(Stored items from a collection)
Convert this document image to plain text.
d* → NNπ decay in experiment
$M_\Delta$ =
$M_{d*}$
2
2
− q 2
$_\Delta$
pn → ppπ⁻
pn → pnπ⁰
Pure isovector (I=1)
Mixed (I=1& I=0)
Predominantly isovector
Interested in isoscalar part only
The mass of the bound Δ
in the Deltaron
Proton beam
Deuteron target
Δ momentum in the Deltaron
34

▶ Set problem: Find the word "Deltaron" in the material, then list each line that holds it.

▶ Answer to the exercise:
in the Deltaron
Δ momentum in the Deltaron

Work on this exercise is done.